-- start Provided data --

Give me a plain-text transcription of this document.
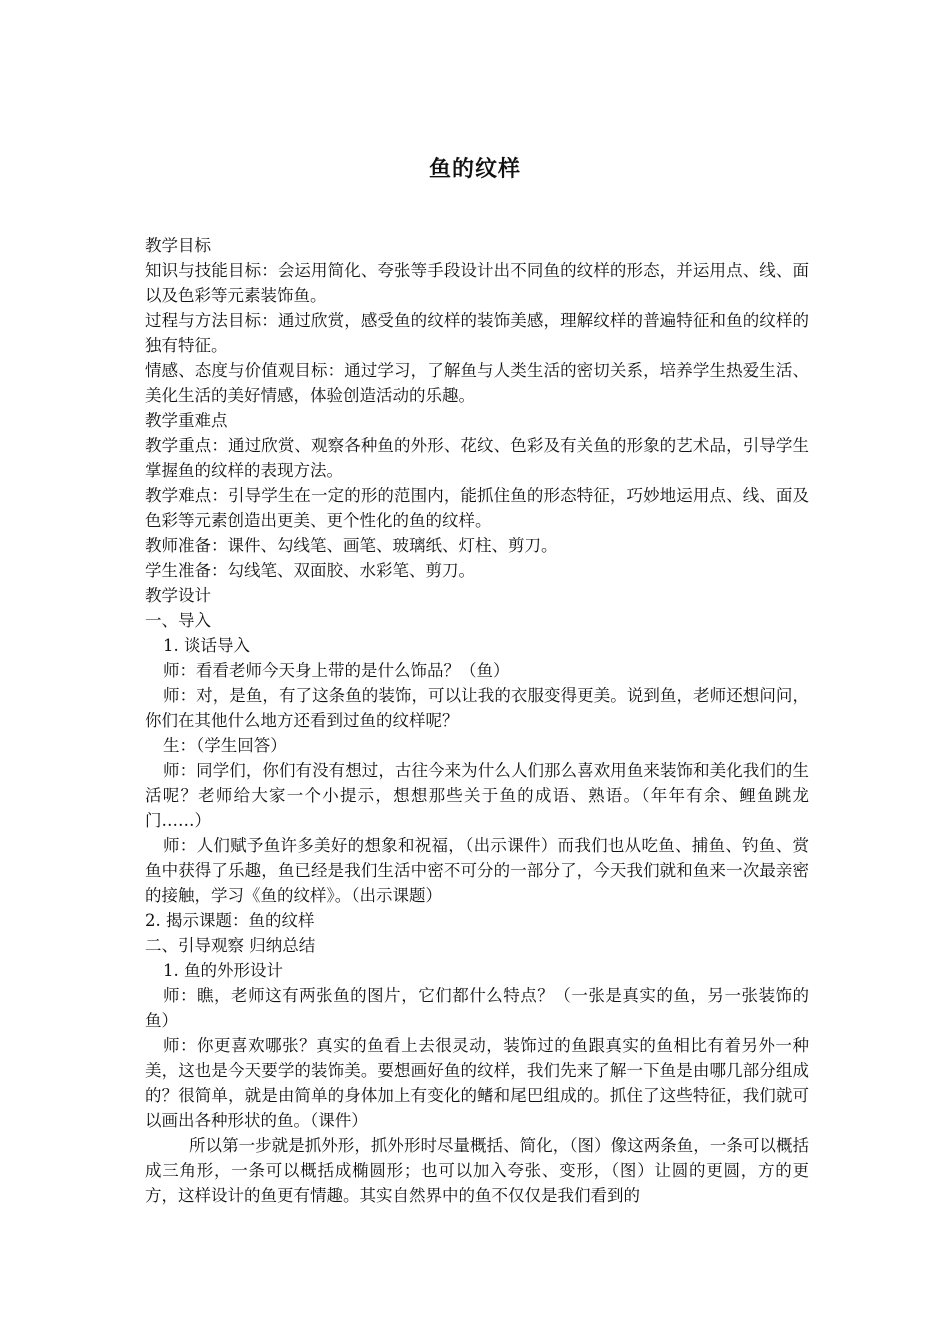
鱼的纹样

教学目标

知识与技能目标：会运用简化、夸张等手段设计出不同鱼的纹样的形态，并运用点、线、面以及色彩等元素装饰鱼。

过程与方法目标：通过欣赏，感受鱼的纹样的装饰美感，理解纹样的普遍特征和鱼的纹样的独有特征。

情感、态度与价值观目标：通过学习，了解鱼与人类生活的密切关系，培养学生热爱生活、美化生活的美好情感，体验创造活动的乐趣。

教学重难点

教学重点：通过欣赏、观察各种鱼的外形、花纹、色彩及有关鱼的形象的艺术品，引导学生掌握鱼的纹样的表现方法。

教学难点：引导学生在一定的形的范围内，能抓住鱼的形态特征，巧妙地运用点、线、面及色彩等元素创造出更美、更个性化的鱼的纹样。

教师准备：课件、勾线笔、画笔、玻璃纸、灯柱、剪刀。

学生准备：勾线笔、双面胶、水彩笔、剪刀。

教学设计

一、导入

1. 谈话导入

师：看看老师今天身上带的是什么饰品？（鱼）

师：对，是鱼，有了这条鱼的装饰，可以让我的衣服变得更美。说到鱼，老师还想问问，你们在其他什么地方还看到过鱼的纹样呢？

生：（学生回答）

师：同学们，你们有没有想过，古往今来为什么人们那么喜欢用鱼来装饰和美化我们的生活呢？老师给大家一个小提示，想想那些关于鱼的成语、熟语。（年年有余、鲤鱼跳龙门……）

师：人们赋予鱼许多美好的想象和祝福，（出示课件）而我们也从吃鱼、捕鱼、钓鱼、赏鱼中获得了乐趣，鱼已经是我们生活中密不可分的一部分了，今天我们就和鱼来一次最亲密的接触，学习《鱼的纹样》。（出示课题）

2. 揭示课题：鱼的纹样

二、引导观察 归纳总结

1. 鱼的外形设计

师：瞧，老师这有两张鱼的图片，它们都什么特点？（一张是真实的鱼，另一张装饰的鱼）

师：你更喜欢哪张？真实的鱼看上去很灵动，装饰过的鱼跟真实的鱼相比有着另外一种美，这也是今天要学的装饰美。要想画好鱼的纹样，我们先来了解一下鱼是由哪几部分组成的？很简单，就是由简单的身体加上有变化的鳍和尾巴组成的。抓住了这些特征，我们就可以画出各种形状的鱼。（课件）

所以第一步就是抓外形，抓外形时尽量概括、简化，（图）像这两条鱼，一条可以概括成三角形，一条可以概括成椭圆形；也可以加入夸张、变形，（图）让圆的更圆，方的更方，这样设计的鱼更有情趣。其实自然界中的鱼不仅仅是我们看到的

-- end Provided data --

* _Aim of the exercise_: Write the records out again in full, exactly, and skip every picture.

* _Problem solution_:
Give me a plain-text transcription of this document.
鱼的纹样

教学目标

知识与技能目标：会运用简化、夸张等手段设计出不同鱼的纹样的形态，并运用点、线、面以及色彩等元素装饰鱼。

过程与方法目标：通过欣赏，感受鱼的纹样的装饰美感，理解纹样的普遍特征和鱼的纹样的独有特征。

情感、态度与价值观目标：通过学习，了解鱼与人类生活的密切关系，培养学生热爱生活、美化生活的美好情感，体验创造活动的乐趣。

教学重难点

教学重点：通过欣赏、观察各种鱼的外形、花纹、色彩及有关鱼的形象的艺术品，引导学生掌握鱼的纹样的表现方法。

教学难点：引导学生在一定的形的范围内，能抓住鱼的形态特征，巧妙地运用点、线、面及色彩等元素创造出更美、更个性化的鱼的纹样。

教师准备：课件、勾线笔、画笔、玻璃纸、灯柱、剪刀。

学生准备：勾线笔、双面胶、水彩笔、剪刀。

教学设计

一、导入

1. 谈话导入

师：看看老师今天身上带的是什么饰品？（鱼）

师：对，是鱼，有了这条鱼的装饰，可以让我的衣服变得更美。说到鱼，老师还想问问，你们在其他什么地方还看到过鱼的纹样呢？

生：（学生回答）

师：同学们，你们有没有想过，古往今来为什么人们那么喜欢用鱼来装饰和美化我们的生活呢？老师给大家一个小提示，想想那些关于鱼的成语、熟语。（年年有余、鲤鱼跳龙门……）

师：人们赋予鱼许多美好的想象和祝福，（出示课件）而我们也从吃鱼、捕鱼、钓鱼、赏鱼中获得了乐趣，鱼已经是我们生活中密不可分的一部分了，今天我们就和鱼来一次最亲密的接触，学习《鱼的纹样》。（出示课题）

2. 揭示课题：鱼的纹样

二、引导观察 归纳总结

1. 鱼的外形设计

师：瞧，老师这有两张鱼的图片，它们都什么特点？（一张是真实的鱼，另一张装饰的鱼）

师：你更喜欢哪张？真实的鱼看上去很灵动，装饰过的鱼跟真实的鱼相比有着另外一种美，这也是今天要学的装饰美。要想画好鱼的纹样，我们先来了解一下鱼是由哪几部分组成的？很简单，就是由简单的身体加上有变化的鳍和尾巴组成的。抓住了这些特征，我们就可以画出各种形状的鱼。（课件）

所以第一步就是抓外形，抓外形时尽量概括、简化，（图）像这两条鱼，一条可以概括成三角形，一条可以概括成椭圆形；也可以加入夸张、变形，（图）让圆的更圆，方的更方，这样设计的鱼更有情趣。其实自然界中的鱼不仅仅是我们看到的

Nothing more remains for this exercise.